** START OF EXTRACTED RECORDS **
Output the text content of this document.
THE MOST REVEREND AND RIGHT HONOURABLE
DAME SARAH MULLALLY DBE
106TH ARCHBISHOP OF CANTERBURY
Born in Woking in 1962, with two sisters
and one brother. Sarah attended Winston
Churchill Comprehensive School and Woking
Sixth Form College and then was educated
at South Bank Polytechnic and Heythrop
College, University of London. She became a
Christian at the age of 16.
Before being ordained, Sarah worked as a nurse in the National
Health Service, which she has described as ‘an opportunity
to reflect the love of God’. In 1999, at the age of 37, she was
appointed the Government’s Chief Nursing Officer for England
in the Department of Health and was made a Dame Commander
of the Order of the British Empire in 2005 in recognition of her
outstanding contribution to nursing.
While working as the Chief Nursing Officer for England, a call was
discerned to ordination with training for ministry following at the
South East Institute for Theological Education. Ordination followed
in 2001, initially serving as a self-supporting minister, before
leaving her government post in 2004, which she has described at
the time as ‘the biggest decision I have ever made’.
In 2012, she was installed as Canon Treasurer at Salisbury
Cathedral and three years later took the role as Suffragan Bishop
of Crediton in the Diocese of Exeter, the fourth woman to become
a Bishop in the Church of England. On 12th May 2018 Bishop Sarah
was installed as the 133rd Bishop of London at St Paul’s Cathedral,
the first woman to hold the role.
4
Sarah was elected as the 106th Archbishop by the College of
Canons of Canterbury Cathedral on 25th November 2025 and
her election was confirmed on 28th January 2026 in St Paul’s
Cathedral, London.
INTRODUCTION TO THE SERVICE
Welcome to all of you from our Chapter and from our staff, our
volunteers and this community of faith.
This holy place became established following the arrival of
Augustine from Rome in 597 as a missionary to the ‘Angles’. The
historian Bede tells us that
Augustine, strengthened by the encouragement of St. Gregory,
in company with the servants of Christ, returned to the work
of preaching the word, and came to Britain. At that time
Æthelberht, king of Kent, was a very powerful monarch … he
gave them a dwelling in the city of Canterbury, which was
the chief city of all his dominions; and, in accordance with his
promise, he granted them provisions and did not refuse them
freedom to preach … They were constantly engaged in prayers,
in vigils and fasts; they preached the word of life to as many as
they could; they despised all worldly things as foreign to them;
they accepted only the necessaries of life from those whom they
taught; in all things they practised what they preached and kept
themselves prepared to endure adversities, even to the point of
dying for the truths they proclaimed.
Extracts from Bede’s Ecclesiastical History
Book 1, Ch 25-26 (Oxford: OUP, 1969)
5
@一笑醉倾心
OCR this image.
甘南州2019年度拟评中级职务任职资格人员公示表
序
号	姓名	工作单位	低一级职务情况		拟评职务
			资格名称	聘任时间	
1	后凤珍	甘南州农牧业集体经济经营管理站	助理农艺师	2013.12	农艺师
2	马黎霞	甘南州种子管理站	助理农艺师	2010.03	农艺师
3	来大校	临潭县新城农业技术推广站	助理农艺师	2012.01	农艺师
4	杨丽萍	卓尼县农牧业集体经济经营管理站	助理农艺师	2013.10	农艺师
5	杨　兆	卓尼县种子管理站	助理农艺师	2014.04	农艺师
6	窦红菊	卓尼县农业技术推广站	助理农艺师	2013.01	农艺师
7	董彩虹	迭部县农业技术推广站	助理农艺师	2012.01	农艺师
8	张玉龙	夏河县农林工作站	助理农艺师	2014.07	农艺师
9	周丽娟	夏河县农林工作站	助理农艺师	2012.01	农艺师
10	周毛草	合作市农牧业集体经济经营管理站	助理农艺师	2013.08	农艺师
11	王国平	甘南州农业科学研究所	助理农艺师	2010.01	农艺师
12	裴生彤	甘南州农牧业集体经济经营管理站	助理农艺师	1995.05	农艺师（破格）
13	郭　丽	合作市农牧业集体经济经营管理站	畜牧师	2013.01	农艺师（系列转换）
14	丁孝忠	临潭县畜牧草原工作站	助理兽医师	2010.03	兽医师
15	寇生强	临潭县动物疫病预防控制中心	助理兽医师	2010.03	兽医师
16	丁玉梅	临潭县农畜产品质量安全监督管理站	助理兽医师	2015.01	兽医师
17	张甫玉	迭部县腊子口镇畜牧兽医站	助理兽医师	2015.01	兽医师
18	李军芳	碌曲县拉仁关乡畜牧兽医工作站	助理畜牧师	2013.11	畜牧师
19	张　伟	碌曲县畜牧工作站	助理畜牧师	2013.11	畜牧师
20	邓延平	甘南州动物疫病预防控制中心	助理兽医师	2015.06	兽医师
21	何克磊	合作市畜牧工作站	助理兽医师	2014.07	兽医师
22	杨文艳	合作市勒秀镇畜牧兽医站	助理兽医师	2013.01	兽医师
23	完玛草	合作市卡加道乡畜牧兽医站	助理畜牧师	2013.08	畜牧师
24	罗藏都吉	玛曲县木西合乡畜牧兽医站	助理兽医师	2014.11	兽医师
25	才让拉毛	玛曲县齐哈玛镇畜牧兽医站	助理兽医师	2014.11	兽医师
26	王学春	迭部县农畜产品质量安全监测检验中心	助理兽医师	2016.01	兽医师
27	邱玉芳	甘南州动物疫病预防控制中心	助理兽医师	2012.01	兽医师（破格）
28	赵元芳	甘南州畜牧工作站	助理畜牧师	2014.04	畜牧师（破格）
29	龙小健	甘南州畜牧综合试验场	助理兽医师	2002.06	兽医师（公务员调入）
** END OF EXTRACTED RECORDS **
# DO THIS
Without leaving anything out, quote all the data.

# ANSWER TO THE TASK
Output the text content of this document.
THE MOST REVEREND AND RIGHT HONOURABLE
DAME SARAH MULLALLY DBE
106TH ARCHBISHOP OF CANTERBURY
Born in Woking in 1962, with two sisters
and one brother. Sarah attended Winston
Churchill Comprehensive School and Woking
Sixth Form College and then was educated
at South Bank Polytechnic and Heythrop
College, University of London. She became a
Christian at the age of 16.
Before being ordained, Sarah worked as a nurse in the National
Health Service, which she has described as ‘an opportunity
to reflect the love of God’. In 1999, at the age of 37, she was
appointed the Government’s Chief Nursing Officer for England
in the Department of Health and was made a Dame Commander
of the Order of the British Empire in 2005 in recognition of her
outstanding contribution to nursing.
While working as the Chief Nursing Officer for England, a call was
discerned to ordination with training for ministry following at the
South East Institute for Theological Education. Ordination followed
in 2001, initially serving as a self-supporting minister, before
leaving her government post in 2004, which she has described at
the time as ‘the biggest decision I have ever made’.
In 2012, she was installed as Canon Treasurer at Salisbury
Cathedral and three years later took the role as Suffragan Bishop
of Crediton in the Diocese of Exeter, the fourth woman to become
a Bishop in the Church of England. On 12th May 2018 Bishop Sarah
was installed as the 133rd Bishop of London at St Paul’s Cathedral,
the first woman to hold the role.
4
Sarah was elected as the 106th Archbishop by the College of
Canons of Canterbury Cathedral on 25th November 2025 and
her election was confirmed on 28th January 2026 in St Paul’s
Cathedral, London.
INTRODUCTION TO THE SERVICE
Welcome to all of you from our Chapter and from our staff, our
volunteers and this community of faith.
This holy place became established following the arrival of
Augustine from Rome in 597 as a missionary to the ‘Angles’. The
historian Bede tells us that
Augustine, strengthened by the encouragement of St. Gregory,
in company with the servants of Christ, returned to the work
of preaching the word, and came to Britain. At that time
Æthelberht, king of Kent, was a very powerful monarch … he
gave them a dwelling in the city of Canterbury, which was
the chief city of all his dominions; and, in accordance with his
promise, he granted them provisions and did not refuse them
freedom to preach … They were constantly engaged in prayers,
in vigils and fasts; they preached the word of life to as many as
they could; they despised all worldly things as foreign to them;
they accepted only the necessaries of life from those whom they
taught; in all things they practised what they preached and kept
themselves prepared to endure adversities, even to the point of
dying for the truths they proclaimed.
Extracts from Bede’s Ecclesiastical History
Book 1, Ch 25-26 (Oxford: OUP, 1969)
5
@一笑醉倾心
OCR this image.
甘南州2019年度拟评中级职务任职资格人员公示表
序
号	姓名	工作单位	低一级职务情况		拟评职务
			资格名称	聘任时间	
1	后凤珍	甘南州农牧业集体经济经营管理站	助理农艺师	2013.12	农艺师
2	马黎霞	甘南州种子管理站	助理农艺师	2010.03	农艺师
3	来大校	临潭县新城农业技术推广站	助理农艺师	2012.01	农艺师
4	杨丽萍	卓尼县农牧业集体经济经营管理站	助理农艺师	2013.10	农艺师
5	杨　兆	卓尼县种子管理站	助理农艺师	2014.04	农艺师
6	窦红菊	卓尼县农业技术推广站	助理农艺师	2013.01	农艺师
7	董彩虹	迭部县农业技术推广站	助理农艺师	2012.01	农艺师
8	张玉龙	夏河县农林工作站	助理农艺师	2014.07	农艺师
9	周丽娟	夏河县农林工作站	助理农艺师	2012.01	农艺师
10	周毛草	合作市农牧业集体经济经营管理站	助理农艺师	2013.08	农艺师
11	王国平	甘南州农业科学研究所	助理农艺师	2010.01	农艺师
12	裴生彤	甘南州农牧业集体经济经营管理站	助理农艺师	1995.05	农艺师（破格）
13	郭　丽	合作市农牧业集体经济经营管理站	畜牧师	2013.01	农艺师（系列转换）
14	丁孝忠	临潭县畜牧草原工作站	助理兽医师	2010.03	兽医师
15	寇生强	临潭县动物疫病预防控制中心	助理兽医师	2010.03	兽医师
16	丁玉梅	临潭县农畜产品质量安全监督管理站	助理兽医师	2015.01	兽医师
17	张甫玉	迭部县腊子口镇畜牧兽医站	助理兽医师	2015.01	兽医师
18	李军芳	碌曲县拉仁关乡畜牧兽医工作站	助理畜牧师	2013.11	畜牧师
19	张　伟	碌曲县畜牧工作站	助理畜牧师	2013.11	畜牧师
20	邓延平	甘南州动物疫病预防控制中心	助理兽医师	2015.06	兽医师
21	何克磊	合作市畜牧工作站	助理兽医师	2014.07	兽医师
22	杨文艳	合作市勒秀镇畜牧兽医站	助理兽医师	2013.01	兽医师
23	完玛草	合作市卡加道乡畜牧兽医站	助理畜牧师	2013.08	畜牧师
24	罗藏都吉	玛曲县木西合乡畜牧兽医站	助理兽医师	2014.11	兽医师
25	才让拉毛	玛曲县齐哈玛镇畜牧兽医站	助理兽医师	2014.11	兽医师
26	王学春	迭部县农畜产品质量安全监测检验中心	助理兽医师	2016.01	兽医师
27	邱玉芳	甘南州动物疫病预防控制中心	助理兽医师	2012.01	兽医师（破格）
28	赵元芳	甘南州畜牧工作站	助理畜牧师	2014.04	畜牧师（破格）
29	龙小健	甘南州畜牧综合试验场	助理兽医师	2002.06	兽医师（公务员调入）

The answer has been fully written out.